[Data records]
*****
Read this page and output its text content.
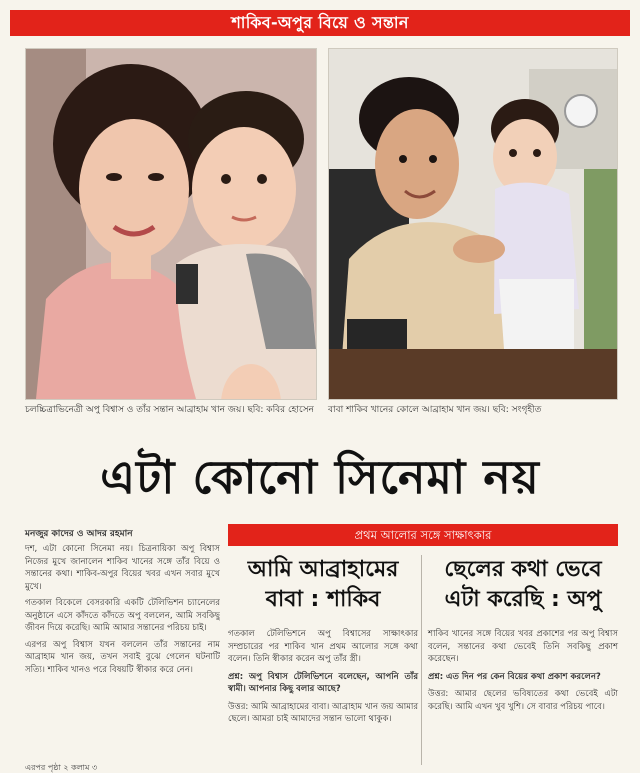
শাকিব-অপুর বিয়ে ও সন্তান
চলচ্চিত্রাভিনেত্রী অপু বিশ্বাস ও তাঁর সন্তান আব্রাহাম খান জয়। ছবি: কবির হোসেন বাবা শাকিব খানের কোলে আব্রাহাম খান জয়। ছবি: সংগৃহীত
এটা কোনো সিনেমা নয়
মনজুর কাদের ও আদর রহমান

দশ, এটা কোনো সিনেমা নয়। চিত্রনায়িকা অপু বিশ্বাস নিজের মুখে জানালেন শাকিব খানের সঙ্গে তাঁর বিয়ে ও সন্তানের কথা। শাকিব-অপুর বিয়ের খবর এখন সবার মুখে মুখে।

গতকাল বিকেলে বেসরকারি একটি টেলিভিশন চ্যানেলের অনুষ্ঠানে এসে কাঁদতে কাঁদতে অপু বললেন, আমি সবকিছু জীবন দিয়ে করেছি। আমি আমার সন্তানের পরিচয় চাই।

এরপর অপু বিশ্বাস যখন বললেন তাঁর সন্তানের নাম আব্রাহাম খান জয়, তখন সবাই বুঝে গেলেন ঘটনাটি সত্যি। শাকিব খানও পরে বিষয়টি স্বীকার করে নেন।

এরপর পৃষ্ঠা ২ কলাম ৩
প্রথম আলোর সঙ্গে সাক্ষাৎকার
আমি আব্রাহামের বাবা : শাকিব
ছেলের কথা ভেবে এটা করেছি : অপু

গতকাল টেলিভিশনে অপু বিশ্বাসের সাক্ষাৎকার সম্প্রচারের পর শাকিব খান প্রথম আলোর সঙ্গে কথা বলেন। তিনি স্বীকার করেন অপু তাঁর স্ত্রী।

প্রশ্ন: অপু বিশ্বাস টেলিভিশনে বলেছেন, আপনি তাঁর স্বামী। আপনার কিছু বলার আছে?

উত্তর: আমি আব্রাহামের বাবা। আব্রাহাম খান জয় আমার ছেলে। আমরা চাই আমাদের সন্তান ভালো থাকুক।

শাকিব খানের সঙ্গে বিয়ের খবর প্রকাশের পর অপু বিশ্বাস বলেন, সন্তানের কথা ভেবেই তিনি সবকিছু প্রকাশ করেছেন।

প্রশ্ন: এত দিন পর কেন বিয়ের কথা প্রকাশ করলেন?

উত্তর: আমার ছেলের ভবিষ্যতের কথা ভেবেই এটা করেছি। আমি এখন খুব খুশি। সে বাবার পরিচয় পাবে।
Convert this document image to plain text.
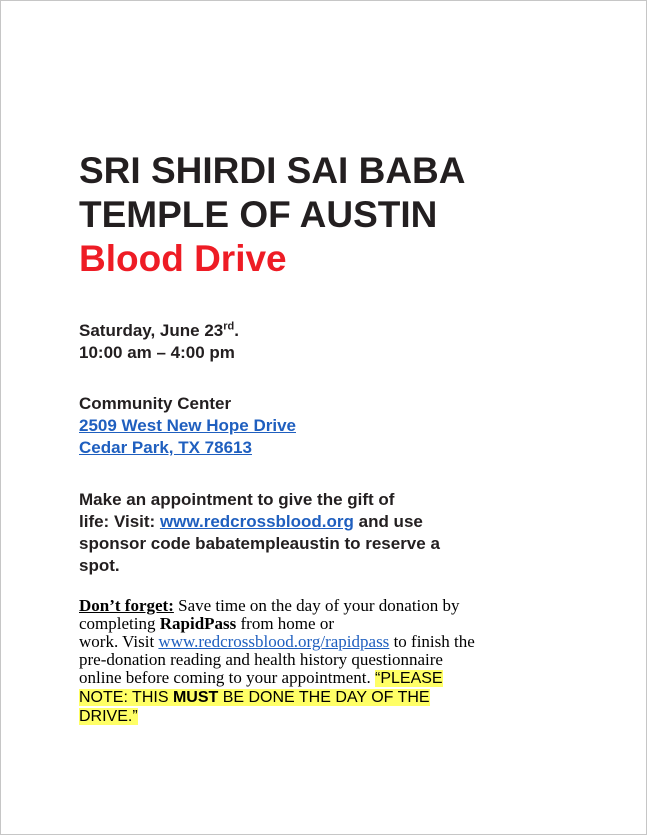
SRI SHIRDI SAI BABA
TEMPLE OF AUSTIN
Blood Drive
Saturday, June 23rd.
10:00 am – 4:00 pm
Community Center
2509 West New Hope Drive
Cedar Park, TX 78613
Make an appointment to give the gift of
life: Visit: www.redcrossblood.org and use
sponsor code babatempleaustin to reserve a
spot.
Don’t forget: Save time on the day of your donation by
completing RapidPass from home or
work. Visit www.redcrossblood.org/rapidpass to finish the
pre-donation reading and health history questionnaire
online before coming to your appointment. “PLEASE
NOTE: THIS MUST BE DONE THE DAY OF THE
DRIVE.”
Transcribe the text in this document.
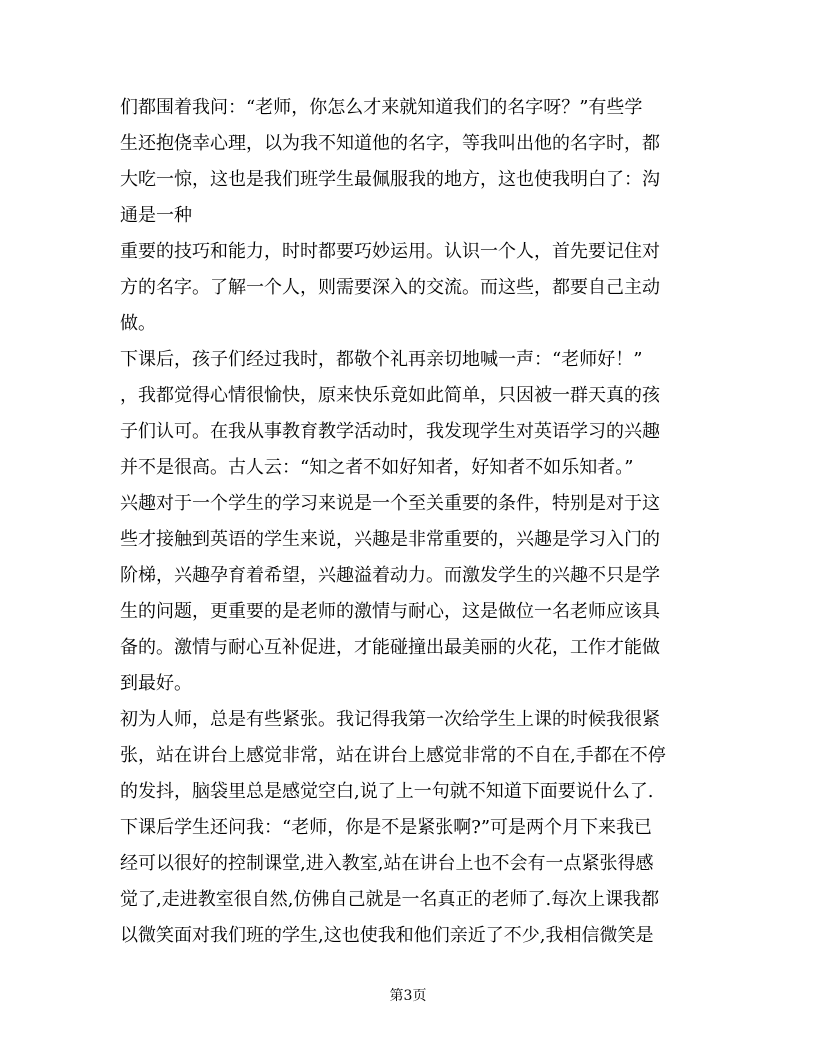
们都围着我问：“老师，你怎么才来就知道我们的名字呀？”有些学
生还抱侥幸心理，以为我不知道他的名字，等我叫出他的名字时，都
大吃一惊，这也是我们班学生最佩服我的地方，这也使我明白了：沟
通是一种
重要的技巧和能力，时时都要巧妙运用。认识一个人，首先要记住对
方的名字。了解一个人，则需要深入的交流。而这些，都要自己主动
做。
下课后，孩子们经过我时，都敬个礼再亲切地喊一声：“老师好！”
，我都觉得心情很愉快，原来快乐竟如此简单，只因被一群天真的孩
子们认可。在我从事教育教学活动时，我发现学生对英语学习的兴趣
并不是很高。古人云：“知之者不如好知者，好知者不如乐知者。”
兴趣对于一个学生的学习来说是一个至关重要的条件，特别是对于这
些才接触到英语的学生来说，兴趣是非常重要的，兴趣是学习入门的
阶梯，兴趣孕育着希望，兴趣溢着动力。而激发学生的兴趣不只是学
生的问题，更重要的是老师的激情与耐心，这是做位一名老师应该具
备的。激情与耐心互补促进，才能碰撞出最美丽的火花，工作才能做
到最好。
初为人师，总是有些紧张。我记得我第一次给学生上课的时候我很紧
张，站在讲台上感觉非常，站在讲台上感觉非常的不自在,手都在不停
的发抖，脑袋里总是感觉空白,说了上一句就不知道下面要说什么了.
下课后学生还问我：“老师，你是不是紧张啊?”可是两个月下来我已
经可以很好的控制课堂,进入教室,站在讲台上也不会有一点紧张得感
觉了,走进教室很自然,仿佛自己就是一名真正的老师了.每次上课我都
以微笑面对我们班的学生,这也使我和他们亲近了不少,我相信微笑是
第3页
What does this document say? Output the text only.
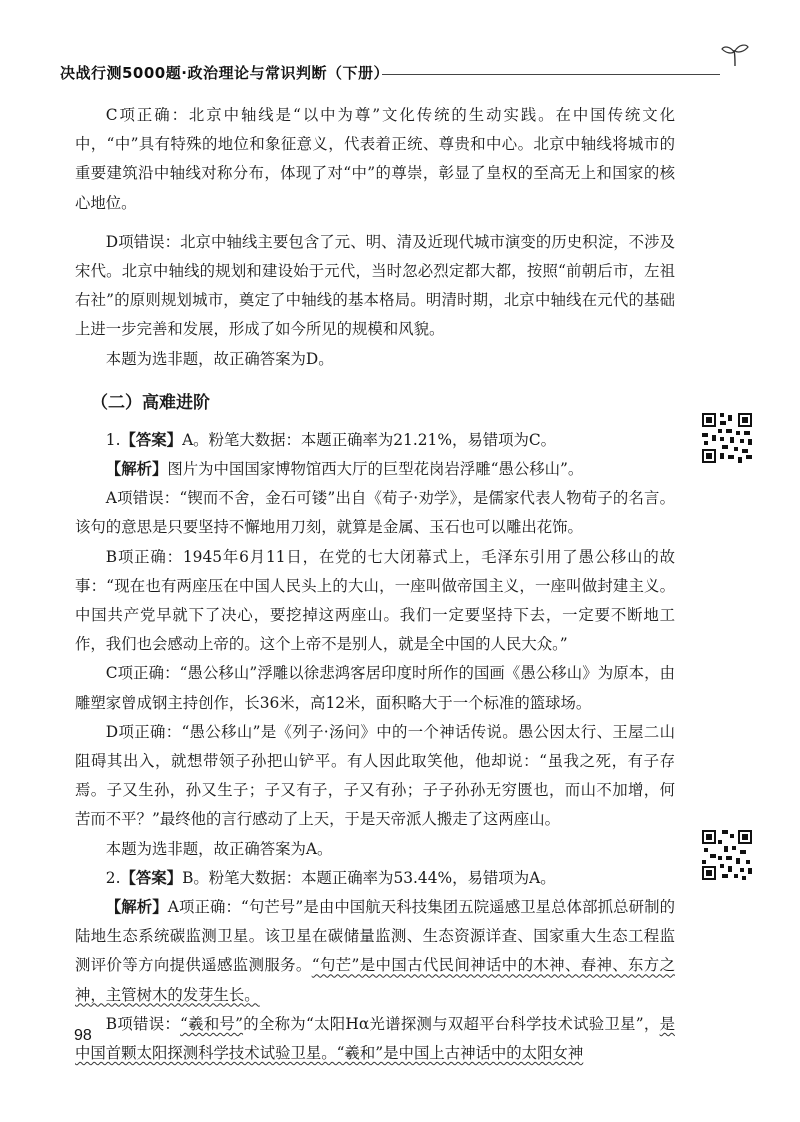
决战行测5000题·政治理论与常识判断（下册）

C项正确：北京中轴线是“以中为尊”文化传统的生动实践。在中国传统文化中，“中”具有特殊的地位和象征意义，代表着正统、尊贵和中心。北京中轴线将城市的重要建筑沿中轴线对称分布，体现了对“中”的尊崇，彰显了皇权的至高无上和国家的核心地位。

D项错误：北京中轴线主要包含了元、明、清及近现代城市演变的历史积淀，不涉及宋代。北京中轴线的规划和建设始于元代，当时忽必烈定都大都，按照“前朝后市，左祖右社”的原则规划城市，奠定了中轴线的基本格局。明清时期，北京中轴线在元代的基础上进一步完善和发展，形成了如今所见的规模和风貌。

本题为选非题，故正确答案为D。

（二）高难进阶

1.【答案】A。粉笔大数据：本题正确率为21.21%，易错项为C。

【解析】图片为中国国家博物馆西大厅的巨型花岗岩浮雕“愚公移山”。

A项错误：“锲而不舍，金石可镂”出自《荀子·劝学》，是儒家代表人物荀子的名言。该句的意思是只要坚持不懈地用刀刻，就算是金属、玉石也可以雕出花饰。

B项正确：1945年6月11日，在党的七大闭幕式上，毛泽东引用了愚公移山的故事：“现在也有两座压在中国人民头上的大山，一座叫做帝国主义，一座叫做封建主义。中国共产党早就下了决心，要挖掉这两座山。我们一定要坚持下去，一定要不断地工作，我们也会感动上帝的。这个上帝不是别人，就是全中国的人民大众。”

C项正确：“愚公移山”浮雕以徐悲鸿客居印度时所作的国画《愚公移山》为原本，由雕塑家曾成钢主持创作，长36米，高12米，面积略大于一个标准的篮球场。

D项正确：“愚公移山”是《列子·汤问》中的一个神话传说。愚公因太行、王屋二山阻碍其出入，就想带领子孙把山铲平。有人因此取笑他，他却说：“虽我之死，有子存焉。子又生孙，孙又生子；子又有子，子又有孙；子子孙孙无穷匮也，而山不加增，何苦而不平？”最终他的言行感动了上天，于是天帝派人搬走了这两座山。

本题为选非题，故正确答案为A。

2.【答案】B。粉笔大数据：本题正确率为53.44%，易错项为A。

【解析】A项正确：“句芒号”是由中国航天科技集团五院遥感卫星总体部抓总研制的陆地生态系统碳监测卫星。该卫星在碳储量监测、生态资源详查、国家重大生态工程监测评价等方向提供遥感监测服务。“句芒”是中国古代民间神话中的木神、春神、东方之神，主管树木的发芽生长。

B项错误：“羲和号”的全称为“太阳Hα光谱探测与双超平台科学技术试验卫星”，是中国首颗太阳探测科学技术试验卫星。“羲和”是中国上古神话中的太阳女神

98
*****
WHAT YOU SHOULD DO: Exclude the pictures and transcribe all of the entries exactly.

OUTPUT OF THE TASK:
Read this page and output its text content.
শাকিব-অপুর বিয়ে ও সন্তান
চলচ্চিত্রাভিনেত্রী অপু বিশ্বাস ও তাঁর সন্তান আব্রাহাম খান জয়। ছবি: কবির হোসেন বাবা শাকিব খানের কোলে আব্রাহাম খান জয়। ছবি: সংগৃহীত
এটা কোনো সিনেমা নয়
মনজুর কাদের ও আদর রহমান

দশ, এটা কোনো সিনেমা নয়। চিত্রনায়িকা অপু বিশ্বাস নিজের মুখে জানালেন শাকিব খানের সঙ্গে তাঁর বিয়ে ও সন্তানের কথা। শাকিব-অপুর বিয়ের খবর এখন সবার মুখে মুখে।

গতকাল বিকেলে বেসরকারি একটি টেলিভিশন চ্যানেলের অনুষ্ঠানে এসে কাঁদতে কাঁদতে অপু বললেন, আমি সবকিছু জীবন দিয়ে করেছি। আমি আমার সন্তানের পরিচয় চাই।

এরপর অপু বিশ্বাস যখন বললেন তাঁর সন্তানের নাম আব্রাহাম খান জয়, তখন সবাই বুঝে গেলেন ঘটনাটি সত্যি। শাকিব খানও পরে বিষয়টি স্বীকার করে নেন।

এরপর পৃষ্ঠা ২ কলাম ৩
প্রথম আলোর সঙ্গে সাক্ষাৎকার
আমি আব্রাহামের বাবা : শাকিব
ছেলের কথা ভেবে এটা করেছি : অপু

গতকাল টেলিভিশনে অপু বিশ্বাসের সাক্ষাৎকার সম্প্রচারের পর শাকিব খান প্রথম আলোর সঙ্গে কথা বলেন। তিনি স্বীকার করেন অপু তাঁর স্ত্রী।

প্রশ্ন: অপু বিশ্বাস টেলিভিশনে বলেছেন, আপনি তাঁর স্বামী। আপনার কিছু বলার আছে?

উত্তর: আমি আব্রাহামের বাবা। আব্রাহাম খান জয় আমার ছেলে। আমরা চাই আমাদের সন্তান ভালো থাকুক।

শাকিব খানের সঙ্গে বিয়ের খবর প্রকাশের পর অপু বিশ্বাস বলেন, সন্তানের কথা ভেবেই তিনি সবকিছু প্রকাশ করেছেন।

প্রশ্ন: এত দিন পর কেন বিয়ের কথা প্রকাশ করলেন?

উত্তর: আমার ছেলের ভবিষ্যতের কথা ভেবেই এটা করেছি। আমি এখন খুব খুশি। সে বাবার পরিচয় পাবে।
Convert this document image to plain text.
SRI SHIRDI SAI BABA
TEMPLE OF AUSTIN
Blood Drive
Saturday, June 23rd.
10:00 am – 4:00 pm
Community Center
2509 West New Hope Drive
Cedar Park, TX 78613
Make an appointment to give the gift of
life: Visit: www.redcrossblood.org and use
sponsor code babatempleaustin to reserve a
spot.
Don’t forget: Save time on the day of your donation by
completing RapidPass from home or
work. Visit www.redcrossblood.org/rapidpass to finish the
pre-donation reading and health history questionnaire
online before coming to your appointment. “PLEASE
NOTE: THIS MUST BE DONE THE DAY OF THE
DRIVE.”
Transcribe the text in this document.
们都围着我问：“老师，你怎么才来就知道我们的名字呀？”有些学
生还抱侥幸心理，以为我不知道他的名字，等我叫出他的名字时，都
大吃一惊，这也是我们班学生最佩服我的地方，这也使我明白了：沟
通是一种
重要的技巧和能力，时时都要巧妙运用。认识一个人，首先要记住对
方的名字。了解一个人，则需要深入的交流。而这些，都要自己主动
做。
下课后，孩子们经过我时，都敬个礼再亲切地喊一声：“老师好！”
，我都觉得心情很愉快，原来快乐竟如此简单，只因被一群天真的孩
子们认可。在我从事教育教学活动时，我发现学生对英语学习的兴趣
并不是很高。古人云：“知之者不如好知者，好知者不如乐知者。”
兴趣对于一个学生的学习来说是一个至关重要的条件，特别是对于这
些才接触到英语的学生来说，兴趣是非常重要的，兴趣是学习入门的
阶梯，兴趣孕育着希望，兴趣溢着动力。而激发学生的兴趣不只是学
生的问题，更重要的是老师的激情与耐心，这是做位一名老师应该具
备的。激情与耐心互补促进，才能碰撞出最美丽的火花，工作才能做
到最好。
初为人师，总是有些紧张。我记得我第一次给学生上课的时候我很紧
张，站在讲台上感觉非常，站在讲台上感觉非常的不自在,手都在不停
的发抖，脑袋里总是感觉空白,说了上一句就不知道下面要说什么了.
下课后学生还问我：“老师，你是不是紧张啊?”可是两个月下来我已
经可以很好的控制课堂,进入教室,站在讲台上也不会有一点紧张得感
觉了,走进教室很自然,仿佛自己就是一名真正的老师了.每次上课我都
以微笑面对我们班的学生,这也使我和他们亲近了不少,我相信微笑是
第3页
What does this document say? Output the text only.
决战行测5000题·政治理论与常识判断（下册）

C项正确：北京中轴线是“以中为尊”文化传统的生动实践。在中国传统文化中，“中”具有特殊的地位和象征意义，代表着正统、尊贵和中心。北京中轴线将城市的重要建筑沿中轴线对称分布，体现了对“中”的尊崇，彰显了皇权的至高无上和国家的核心地位。

D项错误：北京中轴线主要包含了元、明、清及近现代城市演变的历史积淀，不涉及宋代。北京中轴线的规划和建设始于元代，当时忽必烈定都大都，按照“前朝后市，左祖右社”的原则规划城市，奠定了中轴线的基本格局。明清时期，北京中轴线在元代的基础上进一步完善和发展，形成了如今所见的规模和风貌。

本题为选非题，故正确答案为D。

（二）高难进阶

1.【答案】A。粉笔大数据：本题正确率为21.21%，易错项为C。

【解析】图片为中国国家博物馆西大厅的巨型花岗岩浮雕“愚公移山”。

A项错误：“锲而不舍，金石可镂”出自《荀子·劝学》，是儒家代表人物荀子的名言。该句的意思是只要坚持不懈地用刀刻，就算是金属、玉石也可以雕出花饰。

B项正确：1945年6月11日，在党的七大闭幕式上，毛泽东引用了愚公移山的故事：“现在也有两座压在中国人民头上的大山，一座叫做帝国主义，一座叫做封建主义。中国共产党早就下了决心，要挖掉这两座山。我们一定要坚持下去，一定要不断地工作，我们也会感动上帝的。这个上帝不是别人，就是全中国的人民大众。”

C项正确：“愚公移山”浮雕以徐悲鸿客居印度时所作的国画《愚公移山》为原本，由雕塑家曾成钢主持创作，长36米，高12米，面积略大于一个标准的篮球场。

D项正确：“愚公移山”是《列子·汤问》中的一个神话传说。愚公因太行、王屋二山阻碍其出入，就想带领子孙把山铲平。有人因此取笑他，他却说：“虽我之死，有子存焉。子又生孙，孙又生子；子又有子，子又有孙；子子孙孙无穷匮也，而山不加增，何苦而不平？”最终他的言行感动了上天，于是天帝派人搬走了这两座山。

本题为选非题，故正确答案为A。

2.【答案】B。粉笔大数据：本题正确率为53.44%，易错项为A。

【解析】A项正确：“句芒号”是由中国航天科技集团五院遥感卫星总体部抓总研制的陆地生态系统碳监测卫星。该卫星在碳储量监测、生态资源详查、国家重大生态工程监测评价等方向提供遥感监测服务。“句芒”是中国古代民间神话中的木神、春神、东方之神，主管树木的发芽生长。

B项错误：“羲和号”的全称为“太阳Hα光谱探测与双超平台科学技术试验卫星”，是中国首颗太阳探测科学技术试验卫星。“羲和”是中国上古神话中的太阳女神

98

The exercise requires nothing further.